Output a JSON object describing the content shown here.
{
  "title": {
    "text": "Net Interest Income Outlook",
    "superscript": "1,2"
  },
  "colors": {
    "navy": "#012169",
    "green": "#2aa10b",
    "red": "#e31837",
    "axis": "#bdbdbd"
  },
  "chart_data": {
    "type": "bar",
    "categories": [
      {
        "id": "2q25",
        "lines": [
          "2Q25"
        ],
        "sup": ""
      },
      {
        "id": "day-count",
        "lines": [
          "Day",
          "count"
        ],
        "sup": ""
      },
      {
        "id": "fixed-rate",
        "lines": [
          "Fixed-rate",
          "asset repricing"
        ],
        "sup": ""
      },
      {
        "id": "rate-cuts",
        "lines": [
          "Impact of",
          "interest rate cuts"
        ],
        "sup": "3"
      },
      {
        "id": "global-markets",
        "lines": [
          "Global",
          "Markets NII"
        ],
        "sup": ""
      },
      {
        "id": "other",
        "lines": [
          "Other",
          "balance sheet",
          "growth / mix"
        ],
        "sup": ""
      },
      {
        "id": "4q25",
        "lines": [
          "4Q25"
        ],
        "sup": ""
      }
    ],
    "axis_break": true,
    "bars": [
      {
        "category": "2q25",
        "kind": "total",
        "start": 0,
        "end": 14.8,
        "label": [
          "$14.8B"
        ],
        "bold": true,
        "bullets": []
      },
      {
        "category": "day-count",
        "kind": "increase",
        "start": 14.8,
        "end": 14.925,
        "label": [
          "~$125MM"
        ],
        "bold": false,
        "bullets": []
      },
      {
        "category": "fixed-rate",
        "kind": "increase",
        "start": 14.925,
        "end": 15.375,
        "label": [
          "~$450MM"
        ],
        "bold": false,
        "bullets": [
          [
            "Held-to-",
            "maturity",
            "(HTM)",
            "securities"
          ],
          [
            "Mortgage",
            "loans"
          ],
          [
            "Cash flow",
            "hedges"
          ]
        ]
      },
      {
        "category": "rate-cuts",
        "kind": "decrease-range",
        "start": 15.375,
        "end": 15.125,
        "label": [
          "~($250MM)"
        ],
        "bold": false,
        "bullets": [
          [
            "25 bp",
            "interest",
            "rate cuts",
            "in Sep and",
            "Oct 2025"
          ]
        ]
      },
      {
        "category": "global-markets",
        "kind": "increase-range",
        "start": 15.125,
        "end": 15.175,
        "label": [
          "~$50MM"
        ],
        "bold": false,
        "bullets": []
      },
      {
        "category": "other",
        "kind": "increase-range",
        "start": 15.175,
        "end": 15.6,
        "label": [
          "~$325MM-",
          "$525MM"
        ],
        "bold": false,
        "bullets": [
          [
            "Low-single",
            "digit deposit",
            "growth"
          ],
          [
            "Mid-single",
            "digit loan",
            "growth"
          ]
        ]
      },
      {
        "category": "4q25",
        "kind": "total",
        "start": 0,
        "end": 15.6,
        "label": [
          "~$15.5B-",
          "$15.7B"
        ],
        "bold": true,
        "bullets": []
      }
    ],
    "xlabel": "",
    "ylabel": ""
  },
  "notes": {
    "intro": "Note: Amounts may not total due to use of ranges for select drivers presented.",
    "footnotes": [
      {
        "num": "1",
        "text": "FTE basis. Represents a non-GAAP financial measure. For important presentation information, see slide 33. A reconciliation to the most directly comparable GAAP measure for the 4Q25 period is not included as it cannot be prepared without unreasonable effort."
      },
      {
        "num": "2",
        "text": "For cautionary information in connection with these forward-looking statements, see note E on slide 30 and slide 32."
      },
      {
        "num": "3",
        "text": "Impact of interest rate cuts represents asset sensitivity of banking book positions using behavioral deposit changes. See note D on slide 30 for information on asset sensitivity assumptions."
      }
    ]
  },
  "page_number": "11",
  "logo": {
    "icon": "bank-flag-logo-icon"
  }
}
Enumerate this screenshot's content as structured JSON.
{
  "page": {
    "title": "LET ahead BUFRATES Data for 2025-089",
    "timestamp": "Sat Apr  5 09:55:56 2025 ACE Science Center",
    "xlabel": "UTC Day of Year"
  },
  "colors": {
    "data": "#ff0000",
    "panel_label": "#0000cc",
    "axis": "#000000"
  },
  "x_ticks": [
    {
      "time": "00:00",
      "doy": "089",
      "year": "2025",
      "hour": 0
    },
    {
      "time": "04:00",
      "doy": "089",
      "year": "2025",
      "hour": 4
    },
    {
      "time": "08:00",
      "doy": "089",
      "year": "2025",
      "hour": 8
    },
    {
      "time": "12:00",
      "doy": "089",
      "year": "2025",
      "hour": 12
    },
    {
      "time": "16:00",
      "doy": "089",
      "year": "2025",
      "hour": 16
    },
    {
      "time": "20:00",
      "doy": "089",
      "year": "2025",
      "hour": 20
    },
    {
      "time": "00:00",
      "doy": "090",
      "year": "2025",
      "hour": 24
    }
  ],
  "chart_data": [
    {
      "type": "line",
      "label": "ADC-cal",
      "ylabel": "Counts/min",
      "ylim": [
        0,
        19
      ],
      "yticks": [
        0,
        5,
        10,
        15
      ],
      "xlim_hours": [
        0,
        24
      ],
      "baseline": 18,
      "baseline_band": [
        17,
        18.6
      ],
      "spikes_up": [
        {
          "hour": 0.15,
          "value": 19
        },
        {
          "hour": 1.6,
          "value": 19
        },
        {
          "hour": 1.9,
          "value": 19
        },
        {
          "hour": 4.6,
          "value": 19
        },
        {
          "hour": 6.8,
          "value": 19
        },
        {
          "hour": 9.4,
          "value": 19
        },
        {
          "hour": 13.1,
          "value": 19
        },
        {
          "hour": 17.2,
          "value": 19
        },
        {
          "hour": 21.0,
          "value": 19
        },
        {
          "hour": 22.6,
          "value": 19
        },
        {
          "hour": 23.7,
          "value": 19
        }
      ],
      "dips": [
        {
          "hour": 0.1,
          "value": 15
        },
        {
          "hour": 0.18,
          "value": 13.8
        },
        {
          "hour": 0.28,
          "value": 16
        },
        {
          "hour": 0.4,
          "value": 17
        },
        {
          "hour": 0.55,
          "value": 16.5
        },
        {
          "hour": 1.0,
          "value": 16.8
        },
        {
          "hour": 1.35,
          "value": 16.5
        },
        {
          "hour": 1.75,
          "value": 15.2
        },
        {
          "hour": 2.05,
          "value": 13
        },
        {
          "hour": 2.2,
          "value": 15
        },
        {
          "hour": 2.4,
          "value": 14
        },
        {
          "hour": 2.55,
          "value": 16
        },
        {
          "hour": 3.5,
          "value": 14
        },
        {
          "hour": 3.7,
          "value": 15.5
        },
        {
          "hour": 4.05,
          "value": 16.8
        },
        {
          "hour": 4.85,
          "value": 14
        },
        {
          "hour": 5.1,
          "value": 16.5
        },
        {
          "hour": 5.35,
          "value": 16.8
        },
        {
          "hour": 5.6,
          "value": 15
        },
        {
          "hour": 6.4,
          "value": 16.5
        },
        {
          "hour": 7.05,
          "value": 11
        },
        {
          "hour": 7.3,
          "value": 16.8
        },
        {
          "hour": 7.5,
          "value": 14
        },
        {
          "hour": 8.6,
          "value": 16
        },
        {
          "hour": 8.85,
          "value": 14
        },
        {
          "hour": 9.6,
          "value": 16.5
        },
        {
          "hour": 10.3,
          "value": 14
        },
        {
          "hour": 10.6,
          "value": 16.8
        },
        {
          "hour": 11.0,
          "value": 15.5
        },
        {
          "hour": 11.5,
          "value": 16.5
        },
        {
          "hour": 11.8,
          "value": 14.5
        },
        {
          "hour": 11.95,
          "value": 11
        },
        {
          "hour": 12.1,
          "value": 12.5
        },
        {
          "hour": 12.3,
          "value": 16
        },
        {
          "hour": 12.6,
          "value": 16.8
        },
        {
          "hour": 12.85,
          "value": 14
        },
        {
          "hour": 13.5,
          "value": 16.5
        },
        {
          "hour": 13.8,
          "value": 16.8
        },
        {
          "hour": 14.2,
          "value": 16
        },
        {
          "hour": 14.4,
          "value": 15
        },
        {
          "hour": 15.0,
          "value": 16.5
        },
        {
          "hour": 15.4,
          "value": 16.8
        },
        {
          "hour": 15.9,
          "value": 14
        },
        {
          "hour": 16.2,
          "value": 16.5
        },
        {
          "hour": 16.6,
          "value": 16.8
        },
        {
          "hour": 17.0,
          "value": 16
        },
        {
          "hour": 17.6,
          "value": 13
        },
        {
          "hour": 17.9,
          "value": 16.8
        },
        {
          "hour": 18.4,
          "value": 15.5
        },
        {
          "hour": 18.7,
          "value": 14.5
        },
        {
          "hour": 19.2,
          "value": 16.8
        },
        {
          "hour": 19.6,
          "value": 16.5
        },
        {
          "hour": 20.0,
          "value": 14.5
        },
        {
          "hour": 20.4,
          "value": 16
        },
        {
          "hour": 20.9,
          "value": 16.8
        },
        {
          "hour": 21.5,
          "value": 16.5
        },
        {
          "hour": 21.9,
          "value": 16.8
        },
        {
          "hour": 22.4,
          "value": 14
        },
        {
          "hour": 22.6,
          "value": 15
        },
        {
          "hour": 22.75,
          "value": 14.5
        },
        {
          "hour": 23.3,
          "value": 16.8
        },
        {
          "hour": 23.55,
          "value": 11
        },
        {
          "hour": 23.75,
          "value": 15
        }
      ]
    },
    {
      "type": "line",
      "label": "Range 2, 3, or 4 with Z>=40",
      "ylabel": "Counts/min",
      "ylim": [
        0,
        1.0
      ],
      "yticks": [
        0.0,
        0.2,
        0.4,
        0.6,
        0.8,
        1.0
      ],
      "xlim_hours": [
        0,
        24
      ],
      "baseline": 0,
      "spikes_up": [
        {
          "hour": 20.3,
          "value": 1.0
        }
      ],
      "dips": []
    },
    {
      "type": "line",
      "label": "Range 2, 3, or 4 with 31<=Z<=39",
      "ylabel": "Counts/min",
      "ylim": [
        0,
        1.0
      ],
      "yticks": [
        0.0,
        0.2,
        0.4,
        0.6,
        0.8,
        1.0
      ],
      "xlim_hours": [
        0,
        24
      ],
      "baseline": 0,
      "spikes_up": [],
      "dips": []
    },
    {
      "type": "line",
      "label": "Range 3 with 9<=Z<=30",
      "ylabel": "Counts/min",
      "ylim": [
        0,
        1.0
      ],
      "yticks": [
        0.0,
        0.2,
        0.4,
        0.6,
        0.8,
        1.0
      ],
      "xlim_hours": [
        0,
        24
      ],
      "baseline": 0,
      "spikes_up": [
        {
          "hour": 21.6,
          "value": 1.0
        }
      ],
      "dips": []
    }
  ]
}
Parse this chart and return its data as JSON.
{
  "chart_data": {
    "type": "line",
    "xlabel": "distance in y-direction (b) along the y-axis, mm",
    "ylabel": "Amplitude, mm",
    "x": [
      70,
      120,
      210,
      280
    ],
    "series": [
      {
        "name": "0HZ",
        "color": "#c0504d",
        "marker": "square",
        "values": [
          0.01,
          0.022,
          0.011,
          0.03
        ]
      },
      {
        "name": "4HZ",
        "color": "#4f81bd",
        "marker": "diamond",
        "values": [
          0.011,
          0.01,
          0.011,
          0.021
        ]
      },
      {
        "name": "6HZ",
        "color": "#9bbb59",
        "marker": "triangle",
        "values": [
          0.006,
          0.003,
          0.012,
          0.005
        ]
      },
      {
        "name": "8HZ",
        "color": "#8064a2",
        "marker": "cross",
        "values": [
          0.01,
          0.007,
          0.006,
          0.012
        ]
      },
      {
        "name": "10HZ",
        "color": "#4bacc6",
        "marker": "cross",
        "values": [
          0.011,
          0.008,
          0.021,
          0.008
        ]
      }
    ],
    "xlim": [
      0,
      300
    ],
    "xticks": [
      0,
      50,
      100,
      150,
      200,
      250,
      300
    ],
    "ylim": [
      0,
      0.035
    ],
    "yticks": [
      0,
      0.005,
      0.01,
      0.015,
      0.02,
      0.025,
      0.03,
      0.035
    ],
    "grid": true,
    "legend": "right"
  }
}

***

Using the listing above, gather each line that holds the string "JSON" and copy it.

> Exercise result
Output a JSON object describing the content shown here.
Enumerate this screenshot's content as structured JSON.
Parse this chart and return its data as JSON.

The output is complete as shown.